**Given passage**
“What’s wrong with the kids of today?” Probably every generation has posed that question about the upcoming one. But today it’s more than rhetorical. What kind of children are we rearing?
Just a few days ago, rowdy, crude middle-school students in Greece, N.Y., bullied their 68-year-old bus monitor to the point of tears. Their actions were caught on video and posted to YouTube, where the video has gone viral with nearly 7 million hits.
The kids who target Karen Huff Klein are relentless. Here’s a cleaned-up version of some of the taunts:
“Oh my God, you’re so fat.”
“Yeah, you’re so fat, fat a–.”
“Put those sunglasses back on, looking like a troll.”
“Hey Karen, are you crying?”
“She probably misses her box of Twinkies.”
“Hey guys, stuff the Twinkies up her a–.”
It’s filthy, disgusting behavior that is so wrong on so many levels.
Unfortunately, as a substitute teacher in three local school districts, I see examples of over-the-top behavior all the time. The good news: I’ve never seen any local kids stoop to the kind of meanness exhibited by the kids on that New York school bus. The bad news: Some of our kids are disrespectful and use horrible language, thinking nothing of dropping the F-bomb repeatedly in ordinary conversation.
Still, it doesn’t come close to what happened on that school bus. That behavior was group bullying directed at a woman who could be their grandmother. Do these kids have no sense of empathy? Would they speak to their grandmother this way?
According to Bill Clafton, a child psychologist at Fraser Child and Family Center, Bloomington, the kids from Greece, N.Y., were engaging in herd mentality at its worst.
“The more numbers you have, the more people join in,” Clafton said. “One person would not normally behave that way alone. It’s like what we see with adults rioting. It’s my guess that [this kind of thing has happened in the past], but when we were growing up, there was no social media. Now an incident is taped and the next day it’s out there.”
We have to assume all our actions could potentially be out there for the world to see, Clafton added. Then there’s the go-along-to-get-along factor, he said. “Kids wonder, ‘What happens to me if I don’t go along?’ ”

**Questions to answer**
#1 From the column on the school-bus bullying, output the stretch from "Unfortunately, as a" through "in ordinary conversation." word for word.
#2 Carry the column on the bullied bus monitor forward, picking up right after its last sentence.

**Document layout detection rows**
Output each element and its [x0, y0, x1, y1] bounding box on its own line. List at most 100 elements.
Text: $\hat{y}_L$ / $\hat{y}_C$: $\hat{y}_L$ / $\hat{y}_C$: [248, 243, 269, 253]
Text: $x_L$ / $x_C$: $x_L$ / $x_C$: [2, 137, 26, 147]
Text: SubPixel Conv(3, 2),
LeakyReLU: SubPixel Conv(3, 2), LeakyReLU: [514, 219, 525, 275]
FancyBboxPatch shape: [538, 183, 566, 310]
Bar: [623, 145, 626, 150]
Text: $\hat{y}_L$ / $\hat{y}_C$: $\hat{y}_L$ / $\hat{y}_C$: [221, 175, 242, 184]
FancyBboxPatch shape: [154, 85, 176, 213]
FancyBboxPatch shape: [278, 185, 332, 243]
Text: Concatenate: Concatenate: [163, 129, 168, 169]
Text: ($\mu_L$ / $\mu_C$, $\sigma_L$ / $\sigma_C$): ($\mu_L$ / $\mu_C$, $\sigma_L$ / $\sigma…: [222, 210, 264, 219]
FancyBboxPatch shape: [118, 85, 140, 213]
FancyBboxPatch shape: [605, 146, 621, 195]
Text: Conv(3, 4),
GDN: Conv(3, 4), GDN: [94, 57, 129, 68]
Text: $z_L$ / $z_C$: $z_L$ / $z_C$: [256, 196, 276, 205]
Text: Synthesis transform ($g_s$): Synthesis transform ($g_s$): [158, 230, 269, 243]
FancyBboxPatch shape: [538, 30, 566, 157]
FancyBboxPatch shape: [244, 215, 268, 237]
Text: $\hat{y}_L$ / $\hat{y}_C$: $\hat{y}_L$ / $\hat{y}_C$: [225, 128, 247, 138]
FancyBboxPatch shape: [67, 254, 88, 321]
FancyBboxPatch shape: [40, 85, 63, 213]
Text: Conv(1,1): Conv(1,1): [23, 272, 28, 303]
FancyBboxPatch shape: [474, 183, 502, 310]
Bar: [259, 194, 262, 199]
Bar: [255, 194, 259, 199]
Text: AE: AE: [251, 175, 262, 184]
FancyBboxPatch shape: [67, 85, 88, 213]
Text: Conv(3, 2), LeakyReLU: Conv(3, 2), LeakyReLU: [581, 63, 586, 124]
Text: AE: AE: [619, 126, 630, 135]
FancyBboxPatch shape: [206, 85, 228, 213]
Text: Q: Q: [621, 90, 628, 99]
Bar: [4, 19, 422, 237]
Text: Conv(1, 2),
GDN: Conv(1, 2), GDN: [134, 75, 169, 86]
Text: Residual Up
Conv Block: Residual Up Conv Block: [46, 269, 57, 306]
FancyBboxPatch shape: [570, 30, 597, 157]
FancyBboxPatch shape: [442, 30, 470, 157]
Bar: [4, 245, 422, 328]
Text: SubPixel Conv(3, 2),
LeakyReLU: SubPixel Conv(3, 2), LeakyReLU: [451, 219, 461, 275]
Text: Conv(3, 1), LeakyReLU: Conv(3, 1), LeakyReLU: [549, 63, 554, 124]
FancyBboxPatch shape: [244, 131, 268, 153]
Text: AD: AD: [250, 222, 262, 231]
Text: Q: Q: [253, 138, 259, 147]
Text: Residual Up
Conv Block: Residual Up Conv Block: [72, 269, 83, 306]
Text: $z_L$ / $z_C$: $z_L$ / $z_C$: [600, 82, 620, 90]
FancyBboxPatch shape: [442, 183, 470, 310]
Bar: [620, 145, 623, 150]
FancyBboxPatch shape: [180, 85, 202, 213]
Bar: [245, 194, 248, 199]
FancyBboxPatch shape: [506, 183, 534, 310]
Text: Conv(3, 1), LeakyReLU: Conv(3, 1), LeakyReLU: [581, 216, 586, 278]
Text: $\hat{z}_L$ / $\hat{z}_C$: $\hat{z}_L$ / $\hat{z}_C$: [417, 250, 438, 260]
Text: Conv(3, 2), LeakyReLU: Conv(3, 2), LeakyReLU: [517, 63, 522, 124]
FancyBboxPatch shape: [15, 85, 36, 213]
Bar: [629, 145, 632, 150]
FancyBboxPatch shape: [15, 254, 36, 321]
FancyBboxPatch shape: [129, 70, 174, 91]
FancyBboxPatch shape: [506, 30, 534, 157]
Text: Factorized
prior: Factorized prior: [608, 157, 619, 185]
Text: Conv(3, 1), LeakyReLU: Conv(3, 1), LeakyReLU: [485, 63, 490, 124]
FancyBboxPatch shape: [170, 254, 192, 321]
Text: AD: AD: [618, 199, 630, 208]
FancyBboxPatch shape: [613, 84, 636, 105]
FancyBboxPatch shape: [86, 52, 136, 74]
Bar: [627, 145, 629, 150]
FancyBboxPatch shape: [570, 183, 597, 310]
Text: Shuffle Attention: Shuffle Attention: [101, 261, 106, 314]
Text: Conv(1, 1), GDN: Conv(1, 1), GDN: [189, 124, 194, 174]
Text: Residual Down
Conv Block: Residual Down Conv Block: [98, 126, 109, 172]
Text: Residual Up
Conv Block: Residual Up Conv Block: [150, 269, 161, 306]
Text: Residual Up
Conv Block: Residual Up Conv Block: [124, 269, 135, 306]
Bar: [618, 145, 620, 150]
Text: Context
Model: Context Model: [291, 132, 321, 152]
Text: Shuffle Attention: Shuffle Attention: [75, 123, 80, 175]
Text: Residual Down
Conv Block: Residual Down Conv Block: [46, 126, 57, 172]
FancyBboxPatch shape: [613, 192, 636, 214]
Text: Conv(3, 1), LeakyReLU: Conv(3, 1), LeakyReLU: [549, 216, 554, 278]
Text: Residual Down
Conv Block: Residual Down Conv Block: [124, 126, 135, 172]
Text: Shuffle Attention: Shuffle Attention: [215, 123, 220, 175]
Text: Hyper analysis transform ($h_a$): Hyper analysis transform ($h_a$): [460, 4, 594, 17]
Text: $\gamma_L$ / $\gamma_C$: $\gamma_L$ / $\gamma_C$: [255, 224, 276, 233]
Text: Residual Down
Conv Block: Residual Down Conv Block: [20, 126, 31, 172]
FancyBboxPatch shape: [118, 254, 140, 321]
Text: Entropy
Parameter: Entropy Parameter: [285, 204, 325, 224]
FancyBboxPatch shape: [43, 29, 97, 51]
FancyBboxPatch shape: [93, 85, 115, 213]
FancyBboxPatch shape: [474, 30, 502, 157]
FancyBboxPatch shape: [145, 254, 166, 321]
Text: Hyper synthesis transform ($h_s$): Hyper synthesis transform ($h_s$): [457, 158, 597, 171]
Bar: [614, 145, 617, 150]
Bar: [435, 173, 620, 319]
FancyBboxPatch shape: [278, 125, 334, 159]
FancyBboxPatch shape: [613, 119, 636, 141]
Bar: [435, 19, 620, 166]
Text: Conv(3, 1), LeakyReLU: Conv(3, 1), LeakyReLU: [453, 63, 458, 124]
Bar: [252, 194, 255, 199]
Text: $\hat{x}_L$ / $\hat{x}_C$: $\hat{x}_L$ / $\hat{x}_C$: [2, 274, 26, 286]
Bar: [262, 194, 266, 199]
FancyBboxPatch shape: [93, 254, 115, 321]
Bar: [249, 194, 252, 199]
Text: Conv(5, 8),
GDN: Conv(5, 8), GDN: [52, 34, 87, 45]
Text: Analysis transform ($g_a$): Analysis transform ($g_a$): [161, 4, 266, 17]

**Responses by task**
#1
Unfortunately, as a substitute teacher in three local school districts, I see examples of over-the-top behavior all the time. The good news: I’ve never seen any local kids stoop to the kind of meanness exhibited by the kids on that New York school bus. The bad news: Some of our kids are disrespectful and use horrible language, thinking nothing of dropping the F-bomb repeatedly in ordinary conversation.

#2
Therein lies one of the lessons I learned from my mother that has stayed with me all these years: “Stand for what is right even if you have to stand alone.” That’s tough for a kid, but that’s what it means to display integrity and strength. We need to teach our kids that today.
And since it truly does take a village to raise a child, we all share in the responsibility for seeing that our kids grow up to be respectful, empathetic human beings, says Martha Farrell Erickson, another local child psychologist and owner and co-host of the “Mom Enough” weekly online parenting show.
That video was “so disturbing,” Erickson said. “You’d like to think that it’s an isolated incident, but I don’t think it is. We’ve seen enough [incidents] to make us concerned that we’re failing as parents, educators and society to teach our kids respect and empathy.” In addition to teaching those basic tenets of human behavior, our kids need from us “clear rules, clear expectations and clear consequences [when the rules aren’t followed], Erickson added.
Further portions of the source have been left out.